▶ **Given problem**:
Examine the records and identify each line that includes the string "height". Copy those lines.

(Items listed in a dataset)
——

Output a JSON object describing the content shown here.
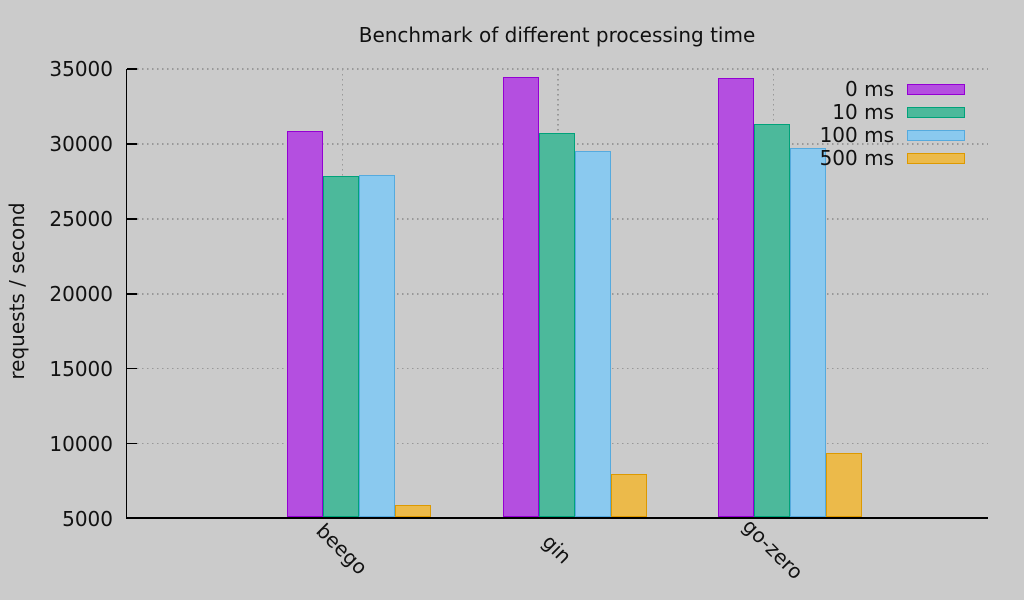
{
  "chart_data": {
    "type": "bar",
    "title": "Benchmark of different processing time",
    "xlabel": "",
    "ylabel": "requests / second",
    "categories": [
      "beego",
      "gin",
      "go-zero"
    ],
    "series": [
      {
        "name": "0 ms",
        "fill": "#b44fe0",
        "border": "#9400d3",
        "values": [
          30750,
          34350,
          34300
        ]
      },
      {
        "name": "10 ms",
        "fill": "#4cb99b",
        "border": "#00a27a",
        "values": [
          27750,
          30650,
          31250
        ]
      },
      {
        "name": "100 ms",
        "fill": "#8ac9ef",
        "border": "#55aade",
        "values": [
          27850,
          29400,
          29600
        ]
      },
      {
        "name": "500 ms",
        "fill": "#ecba4a",
        "border": "#dd9900",
        "values": [
          5800,
          7900,
          9250
        ]
      }
    ],
    "ylim": [
      5000,
      35000
    ],
    "yticks": [
      5000,
      10000,
      15000,
      20000,
      25000,
      30000,
      35000
    ],
    "grid": true,
    "grid_style": "dotted",
    "legend_position": "top-right",
    "background": "#cbcbcb",
    "axis_color": "#000000"
  }
}
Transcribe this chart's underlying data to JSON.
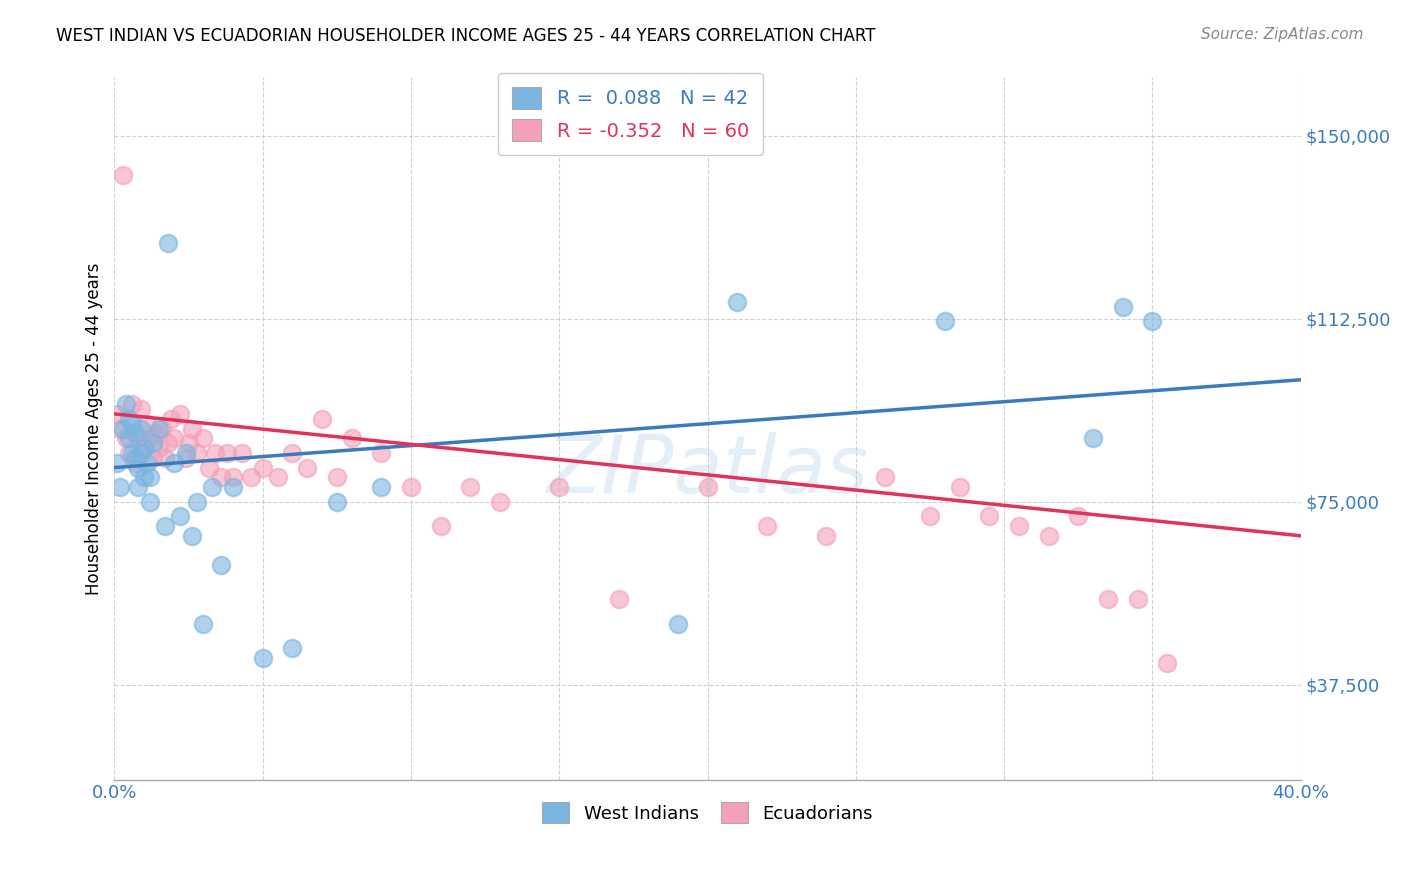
{
  "title": "WEST INDIAN VS ECUADORIAN HOUSEHOLDER INCOME AGES 25 - 44 YEARS CORRELATION CHART",
  "source": "Source: ZipAtlas.com",
  "ylabel": "Householder Income Ages 25 - 44 years",
  "west_indian_R": 0.088,
  "west_indian_N": 42,
  "ecuadorian_R": -0.352,
  "ecuadorian_N": 60,
  "blue_color": "#7ab4e0",
  "pink_color": "#f4a0b8",
  "blue_line_color": "#3a7bbf",
  "pink_line_color": "#e0325a",
  "blue_text_color": "#3a7bbf",
  "pink_text_color": "#e0325a",
  "background_color": "#ffffff",
  "grid_color": "#cccccc",
  "xlim": [
    0.0,
    0.4
  ],
  "ylim": [
    18000,
    162000
  ],
  "yticks": [
    37500,
    75000,
    112500,
    150000
  ],
  "ytick_labels": [
    "$37,500",
    "$75,000",
    "$112,500",
    "$150,000"
  ],
  "xticks": [
    0.0,
    0.05,
    0.1,
    0.15,
    0.2,
    0.25,
    0.3,
    0.35,
    0.4
  ],
  "xtick_labels": [
    "0.0%",
    "",
    "",
    "",
    "",
    "",
    "",
    "",
    "40.0%"
  ],
  "wi_trend_x": [
    0.0,
    0.4
  ],
  "wi_trend_y": [
    82000,
    100000
  ],
  "ec_trend_x": [
    0.0,
    0.4
  ],
  "ec_trend_y": [
    93000,
    68000
  ],
  "west_indian_x": [
    0.001,
    0.002,
    0.003,
    0.004,
    0.005,
    0.005,
    0.006,
    0.006,
    0.007,
    0.007,
    0.008,
    0.008,
    0.009,
    0.009,
    0.01,
    0.01,
    0.011,
    0.012,
    0.012,
    0.013,
    0.015,
    0.017,
    0.018,
    0.02,
    0.022,
    0.024,
    0.026,
    0.028,
    0.03,
    0.033,
    0.036,
    0.04,
    0.05,
    0.06,
    0.075,
    0.09,
    0.19,
    0.21,
    0.28,
    0.33,
    0.34,
    0.35
  ],
  "west_indian_y": [
    83000,
    78000,
    90000,
    95000,
    88000,
    92000,
    85000,
    91000,
    84000,
    89000,
    82000,
    78000,
    85000,
    90000,
    80000,
    86000,
    83000,
    75000,
    80000,
    87000,
    90000,
    70000,
    128000,
    83000,
    72000,
    85000,
    68000,
    75000,
    50000,
    78000,
    62000,
    78000,
    43000,
    45000,
    75000,
    78000,
    50000,
    116000,
    112000,
    88000,
    115000,
    112000
  ],
  "ecuadorian_x": [
    0.001,
    0.002,
    0.003,
    0.004,
    0.005,
    0.006,
    0.007,
    0.008,
    0.009,
    0.01,
    0.011,
    0.012,
    0.013,
    0.014,
    0.015,
    0.016,
    0.017,
    0.018,
    0.019,
    0.02,
    0.022,
    0.024,
    0.025,
    0.026,
    0.028,
    0.03,
    0.032,
    0.034,
    0.036,
    0.038,
    0.04,
    0.043,
    0.046,
    0.05,
    0.055,
    0.06,
    0.065,
    0.07,
    0.075,
    0.08,
    0.09,
    0.1,
    0.11,
    0.12,
    0.13,
    0.15,
    0.17,
    0.2,
    0.22,
    0.24,
    0.26,
    0.275,
    0.285,
    0.295,
    0.305,
    0.315,
    0.325,
    0.335,
    0.345,
    0.355
  ],
  "ecuadorian_y": [
    93000,
    90000,
    142000,
    88000,
    85000,
    95000,
    83000,
    88000,
    94000,
    86000,
    91000,
    88000,
    84000,
    89000,
    86000,
    90000,
    84000,
    87000,
    92000,
    88000,
    93000,
    84000,
    87000,
    90000,
    85000,
    88000,
    82000,
    85000,
    80000,
    85000,
    80000,
    85000,
    80000,
    82000,
    80000,
    85000,
    82000,
    92000,
    80000,
    88000,
    85000,
    78000,
    70000,
    78000,
    75000,
    78000,
    55000,
    78000,
    70000,
    68000,
    80000,
    72000,
    78000,
    72000,
    70000,
    68000,
    72000,
    55000,
    55000,
    42000
  ]
}
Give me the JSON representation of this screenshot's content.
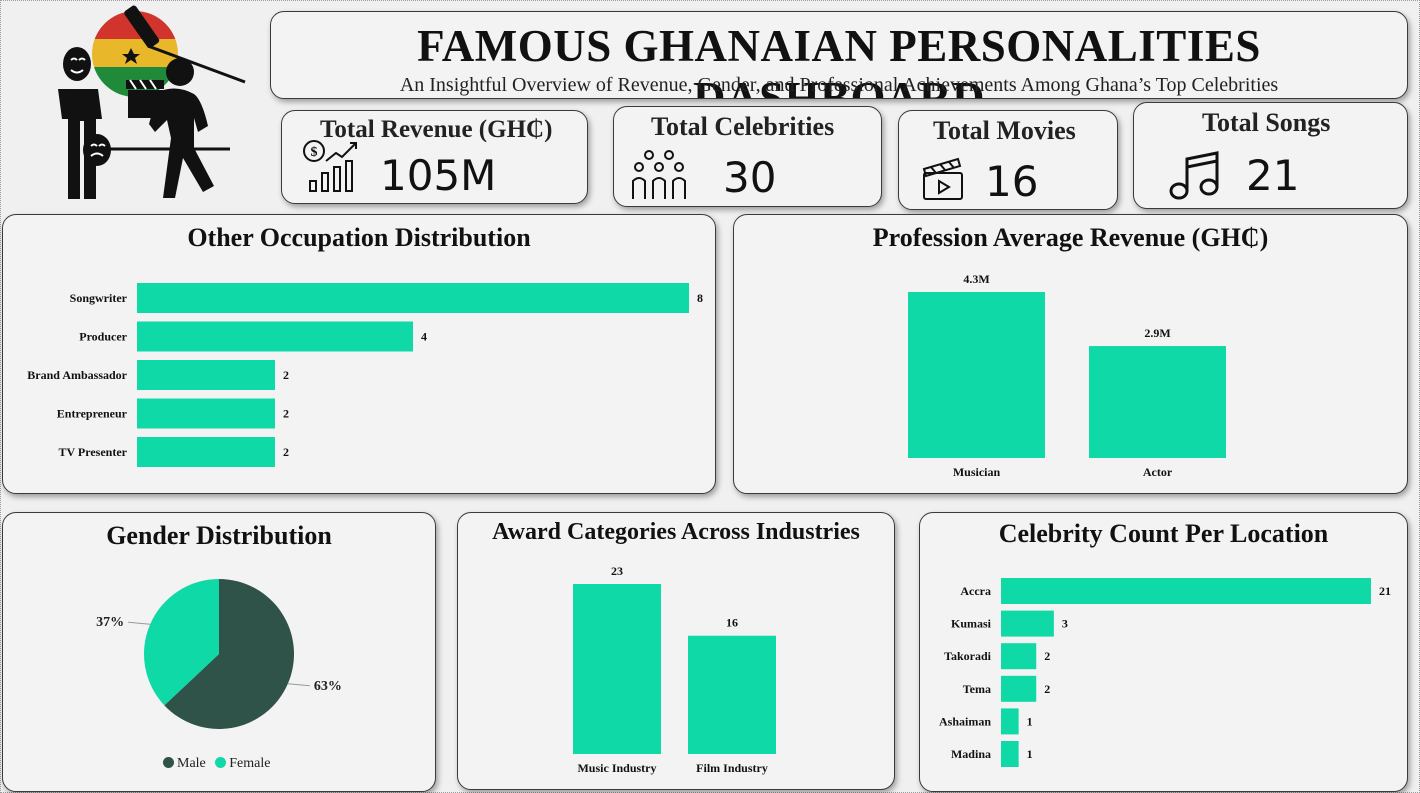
{
  "header": {
    "title": "FAMOUS GHANAIAN PERSONALITIES DASHBOARD",
    "subtitle": "An Insightful Overview of Revenue, Gender, and Professional Achievements Among Ghana’s Top Celebrities"
  },
  "kpis": {
    "revenue": {
      "label": "Total Revenue (GH₵)",
      "value": "105M",
      "icon": "revenue-growth-icon"
    },
    "celebrities": {
      "label": "Total Celebrities",
      "value": "30",
      "icon": "people-group-icon"
    },
    "movies": {
      "label": "Total Movies",
      "value": "16",
      "icon": "clapperboard-icon"
    },
    "songs": {
      "label": "Total Songs",
      "value": "21",
      "icon": "music-note-icon"
    }
  },
  "colors": {
    "accent": "#0fd9a6",
    "male": "#2f5249",
    "panel": "#f3f3f3",
    "border": "#3a3a3a"
  },
  "chart_data": [
    {
      "id": "occupation",
      "type": "bar",
      "orientation": "horizontal",
      "title": "Other Occupation Distribution",
      "categories": [
        "Songwriter",
        "Producer",
        "Brand Ambassador",
        "Entrepreneur",
        "TV Presenter"
      ],
      "values": [
        8,
        4,
        2,
        2,
        2
      ],
      "xlim": [
        0,
        8
      ]
    },
    {
      "id": "profession_revenue",
      "type": "bar",
      "orientation": "vertical",
      "title": "Profession Average Revenue (GH₵)",
      "categories": [
        "Musician",
        "Actor"
      ],
      "values": [
        4.3,
        2.9
      ],
      "labels": [
        "4.3M",
        "2.9M"
      ],
      "ylim": [
        0,
        4.3
      ]
    },
    {
      "id": "gender",
      "type": "pie",
      "title": "Gender Distribution",
      "categories": [
        "Male",
        "Female"
      ],
      "values": [
        63,
        37
      ],
      "labels": [
        "63%",
        "37%"
      ],
      "colors": [
        "#2f5249",
        "#0fd9a6"
      ],
      "legend": "bottom"
    },
    {
      "id": "awards",
      "type": "bar",
      "orientation": "vertical",
      "title": "Award Categories Across Industries",
      "categories": [
        "Music Industry",
        "Film Industry"
      ],
      "values": [
        23,
        16
      ],
      "ylim": [
        0,
        23
      ]
    },
    {
      "id": "location",
      "type": "bar",
      "orientation": "horizontal",
      "title": "Celebrity Count Per Location",
      "categories": [
        "Accra",
        "Kumasi",
        "Takoradi",
        "Tema",
        "Ashaiman",
        "Madina"
      ],
      "values": [
        21,
        3,
        2,
        2,
        1,
        1
      ],
      "xlim": [
        0,
        21
      ]
    }
  ]
}
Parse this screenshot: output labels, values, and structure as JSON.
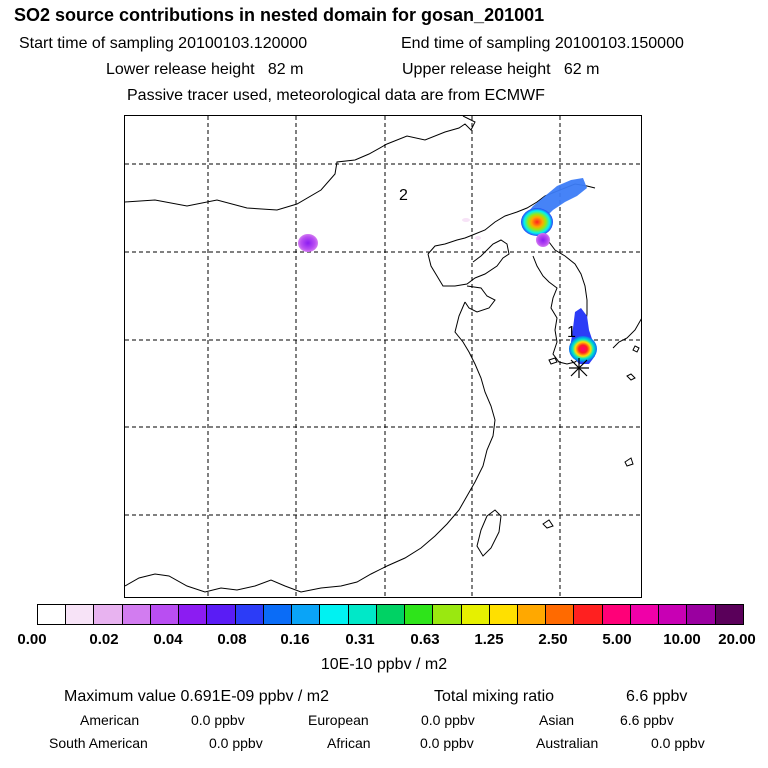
{
  "header": {
    "title": "SO2 source contributions in nested domain for gosan_201001",
    "start_label": "Start time of sampling 20100103.120000",
    "end_label": "End time of sampling 20100103.150000",
    "lower_release": "Lower release height   82 m",
    "upper_release": "Upper release height   62 m",
    "tracer_note": "Passive tracer used, meteorological data are from ECMWF"
  },
  "map": {
    "labels": [
      "2",
      "1"
    ],
    "release_site_marker": "asterisk-marker"
  },
  "colorbar": {
    "colors": [
      "#ffffff",
      "#f7e3f7",
      "#e8b3f0",
      "#d27cf0",
      "#b94ef2",
      "#8c1cf2",
      "#5a1cf5",
      "#2c3cf7",
      "#0a6cf7",
      "#0aa4f7",
      "#00f2f2",
      "#00e8c8",
      "#00d264",
      "#2ee41a",
      "#9ae810",
      "#e6f000",
      "#ffe000",
      "#ffa800",
      "#ff6a00",
      "#ff2020",
      "#ff0078",
      "#f000a8",
      "#c800b4",
      "#9a00a0",
      "#5a005a"
    ],
    "tick_labels": [
      "0.00",
      "0.02",
      "0.04",
      "0.08",
      "0.16",
      "0.31",
      "0.63",
      "1.25",
      "2.50",
      "5.00",
      "10.00",
      "20.00"
    ],
    "unit": "10E-10 ppbv / m2"
  },
  "stats": {
    "max_label": "Maximum value  0.691E-09 ppbv / m2",
    "total_label": "Total mixing ratio",
    "total_value": "6.6 ppbv",
    "regions": [
      {
        "name": "American",
        "value": "0.0 ppbv"
      },
      {
        "name": "European",
        "value": "0.0 ppbv"
      },
      {
        "name": "Asian",
        "value": "6.6 ppbv"
      },
      {
        "name": "South American",
        "value": "0.0 ppbv"
      },
      {
        "name": "African",
        "value": "0.0 ppbv"
      },
      {
        "name": "Australian",
        "value": "0.0 ppbv"
      }
    ]
  }
}
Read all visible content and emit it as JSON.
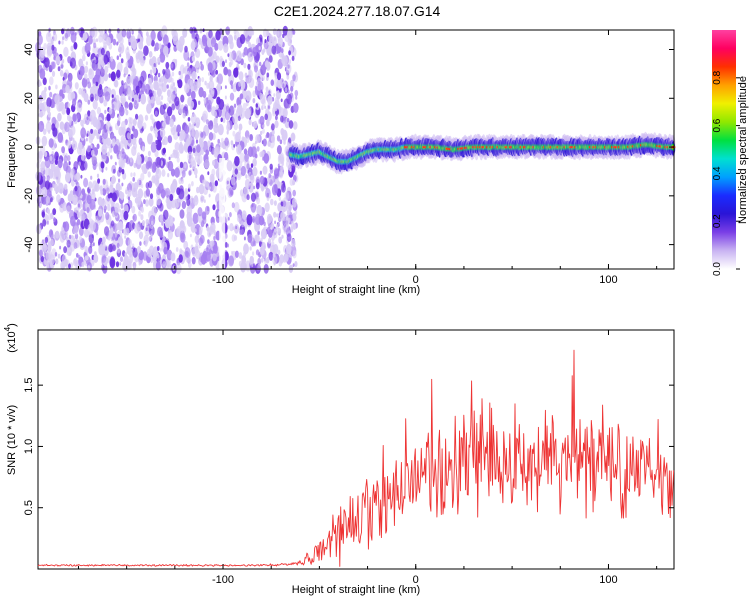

——

▶ **Written solution**:
    "lower_release": "Lower release height   82 m",
    "upper_release": "Upper release height   62 m",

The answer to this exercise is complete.